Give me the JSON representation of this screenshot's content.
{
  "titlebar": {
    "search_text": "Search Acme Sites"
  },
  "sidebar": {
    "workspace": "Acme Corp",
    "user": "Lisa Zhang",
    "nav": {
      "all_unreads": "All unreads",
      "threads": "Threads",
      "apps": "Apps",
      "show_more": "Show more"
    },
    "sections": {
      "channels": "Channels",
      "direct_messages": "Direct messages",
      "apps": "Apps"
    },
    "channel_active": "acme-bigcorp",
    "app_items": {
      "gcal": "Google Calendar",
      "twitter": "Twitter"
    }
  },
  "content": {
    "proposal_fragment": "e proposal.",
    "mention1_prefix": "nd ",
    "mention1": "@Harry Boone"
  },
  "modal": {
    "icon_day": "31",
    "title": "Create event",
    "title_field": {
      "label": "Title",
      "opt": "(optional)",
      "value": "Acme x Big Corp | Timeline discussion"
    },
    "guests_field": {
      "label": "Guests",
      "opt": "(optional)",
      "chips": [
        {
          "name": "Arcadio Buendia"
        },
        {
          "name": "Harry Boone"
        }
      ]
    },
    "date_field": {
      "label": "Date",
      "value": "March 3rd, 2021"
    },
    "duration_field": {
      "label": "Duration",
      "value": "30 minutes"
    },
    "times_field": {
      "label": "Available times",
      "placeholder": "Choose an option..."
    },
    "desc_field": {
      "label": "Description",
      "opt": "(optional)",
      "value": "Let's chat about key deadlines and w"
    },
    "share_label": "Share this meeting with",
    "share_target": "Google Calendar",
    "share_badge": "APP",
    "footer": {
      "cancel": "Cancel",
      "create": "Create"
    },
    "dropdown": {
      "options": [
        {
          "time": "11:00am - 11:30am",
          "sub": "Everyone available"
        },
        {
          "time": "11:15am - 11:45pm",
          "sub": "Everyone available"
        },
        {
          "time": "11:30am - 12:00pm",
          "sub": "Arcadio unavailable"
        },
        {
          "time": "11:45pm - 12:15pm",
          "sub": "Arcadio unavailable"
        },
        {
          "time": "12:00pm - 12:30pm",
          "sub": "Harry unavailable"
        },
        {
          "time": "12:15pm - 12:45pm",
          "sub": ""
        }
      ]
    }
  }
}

Brief — Pick out all lines containing the string "this".

Correct answer —
Give me the JSON representation of this screenshot's content.
    "share_label": "Share this meeting with",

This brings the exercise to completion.